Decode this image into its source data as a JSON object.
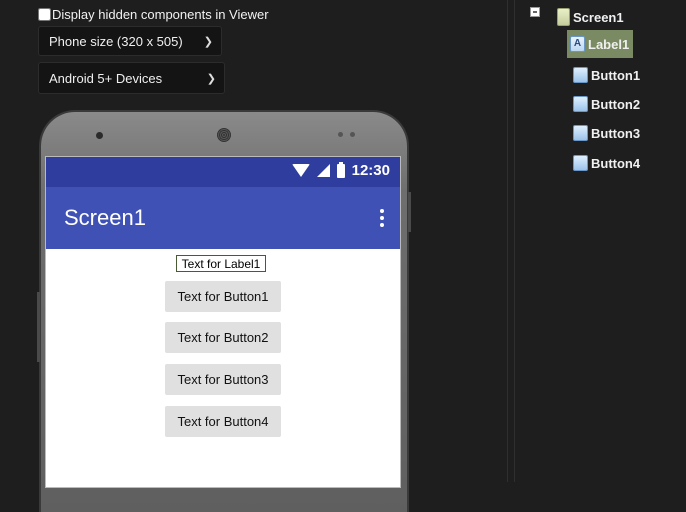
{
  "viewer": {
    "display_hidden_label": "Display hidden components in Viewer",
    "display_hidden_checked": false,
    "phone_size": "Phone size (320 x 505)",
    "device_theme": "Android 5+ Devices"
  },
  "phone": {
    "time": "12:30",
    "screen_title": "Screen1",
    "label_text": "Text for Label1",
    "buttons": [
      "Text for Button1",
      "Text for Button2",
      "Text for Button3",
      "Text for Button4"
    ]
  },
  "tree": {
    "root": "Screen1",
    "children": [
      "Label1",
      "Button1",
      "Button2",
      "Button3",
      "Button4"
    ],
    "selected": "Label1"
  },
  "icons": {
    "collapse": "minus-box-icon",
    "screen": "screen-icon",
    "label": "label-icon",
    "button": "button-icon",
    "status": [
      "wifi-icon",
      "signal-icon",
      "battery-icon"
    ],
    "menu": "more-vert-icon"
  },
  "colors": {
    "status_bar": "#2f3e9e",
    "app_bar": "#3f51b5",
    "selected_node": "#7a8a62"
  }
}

-----

Copy all lines from the entries that contain the word "Text".

### The output
    "label_text": "Text for Label1",
      "Text for Button1",
      "Text for Button2",
      "Text for Button3",
      "Text for Button4"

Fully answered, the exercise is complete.